WHAT TO DO: Restate the whole listing word for word. Pictures are left out.

RAW DATA:
+--

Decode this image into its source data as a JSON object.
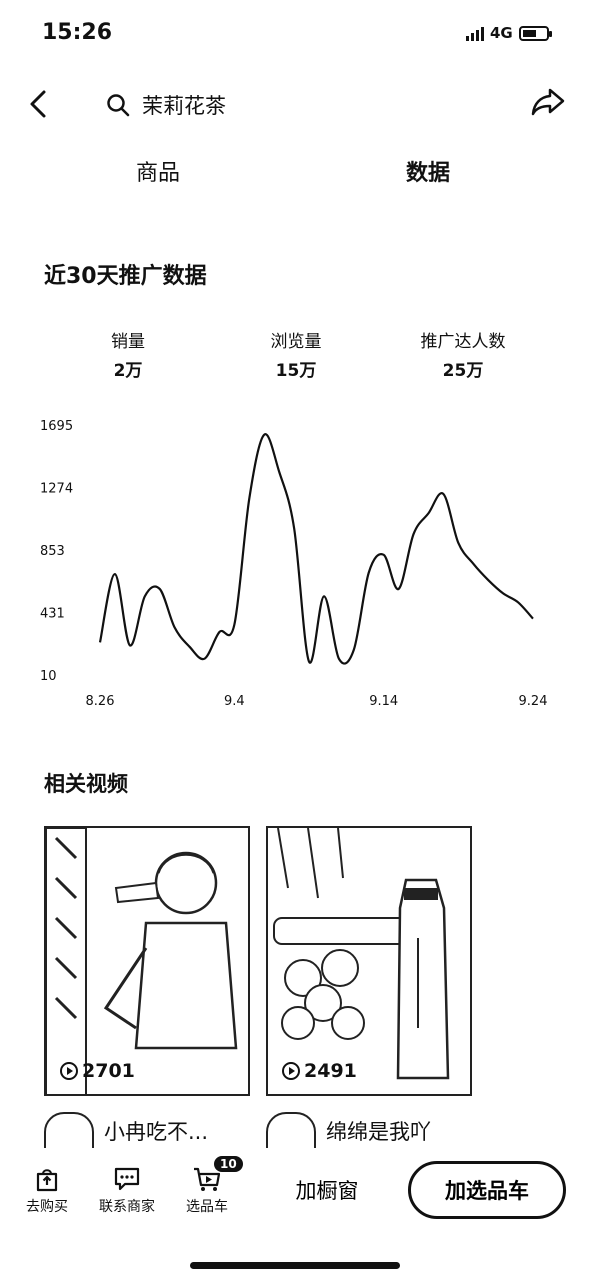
{
  "status_bar": {
    "time": "15:26",
    "network": "4G"
  },
  "header": {
    "search_text": "茉莉花茶"
  },
  "tabs": {
    "goods": "商品",
    "data": "数据"
  },
  "section_title": "近30天推广数据",
  "metrics": [
    {
      "label": "销量",
      "value": "2万"
    },
    {
      "label": "浏览量",
      "value": "15万"
    },
    {
      "label": "推广达人数",
      "value": "25万"
    }
  ],
  "chart_data": {
    "type": "line",
    "x": [
      0,
      1,
      2,
      3,
      4,
      5,
      6,
      7,
      8,
      9,
      10,
      11,
      12,
      13,
      14,
      15,
      16,
      17,
      18,
      19,
      20,
      21,
      22,
      23,
      24,
      25,
      26,
      27,
      28,
      29
    ],
    "x_tick_labels": [
      "8.26",
      "9.4",
      "9.14",
      "9.24"
    ],
    "x_tick_index": [
      0,
      9,
      19,
      29
    ],
    "y_ticks": [
      10,
      431,
      853,
      1274,
      1695
    ],
    "ylim": [
      10,
      1695
    ],
    "series": [
      {
        "values": [
          230,
          690,
          210,
          540,
          590,
          330,
          200,
          120,
          300,
          350,
          1200,
          1630,
          1380,
          1000,
          100,
          540,
          120,
          180,
          700,
          820,
          590,
          960,
          1100,
          1230,
          900,
          760,
          650,
          560,
          500,
          390
        ]
      }
    ]
  },
  "videos_title": "相关视频",
  "videos": [
    {
      "plays": "2701",
      "author": "小冉吃不..."
    },
    {
      "plays": "2491",
      "author": "绵绵是我吖"
    }
  ],
  "bottom_bar": {
    "buy": "去购买",
    "contact": "联系商家",
    "cart": "选品车",
    "cart_badge": "10",
    "window": "加橱窗",
    "add_cart": "加选品车"
  }
}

+--

TASK OUTPUT:
Decode this image into its source data as a JSON object.
{
  "status_bar": {
    "time": "15:26",
    "network": "4G"
  },
  "header": {
    "search_text": "茉莉花茶"
  },
  "tabs": {
    "goods": "商品",
    "data": "数据"
  },
  "section_title": "近30天推广数据",
  "metrics": [
    {
      "label": "销量",
      "value": "2万"
    },
    {
      "label": "浏览量",
      "value": "15万"
    },
    {
      "label": "推广达人数",
      "value": "25万"
    }
  ],
  "chart_data": {
    "type": "line",
    "x": [
      0,
      1,
      2,
      3,
      4,
      5,
      6,
      7,
      8,
      9,
      10,
      11,
      12,
      13,
      14,
      15,
      16,
      17,
      18,
      19,
      20,
      21,
      22,
      23,
      24,
      25,
      26,
      27,
      28,
      29
    ],
    "x_tick_labels": [
      "8.26",
      "9.4",
      "9.14",
      "9.24"
    ],
    "x_tick_index": [
      0,
      9,
      19,
      29
    ],
    "y_ticks": [
      10,
      431,
      853,
      1274,
      1695
    ],
    "ylim": [
      10,
      1695
    ],
    "series": [
      {
        "values": [
          230,
          690,
          210,
          540,
          590,
          330,
          200,
          120,
          300,
          350,
          1200,
          1630,
          1380,
          1000,
          100,
          540,
          120,
          180,
          700,
          820,
          590,
          960,
          1100,
          1230,
          900,
          760,
          650,
          560,
          500,
          390
        ]
      }
    ]
  },
  "videos_title": "相关视频",
  "videos": [
    {
      "plays": "2701",
      "author": "小冉吃不..."
    },
    {
      "plays": "2491",
      "author": "绵绵是我吖"
    }
  ],
  "bottom_bar": {
    "buy": "去购买",
    "contact": "联系商家",
    "cart": "选品车",
    "cart_badge": "10",
    "window": "加橱窗",
    "add_cart": "加选品车"
  }
}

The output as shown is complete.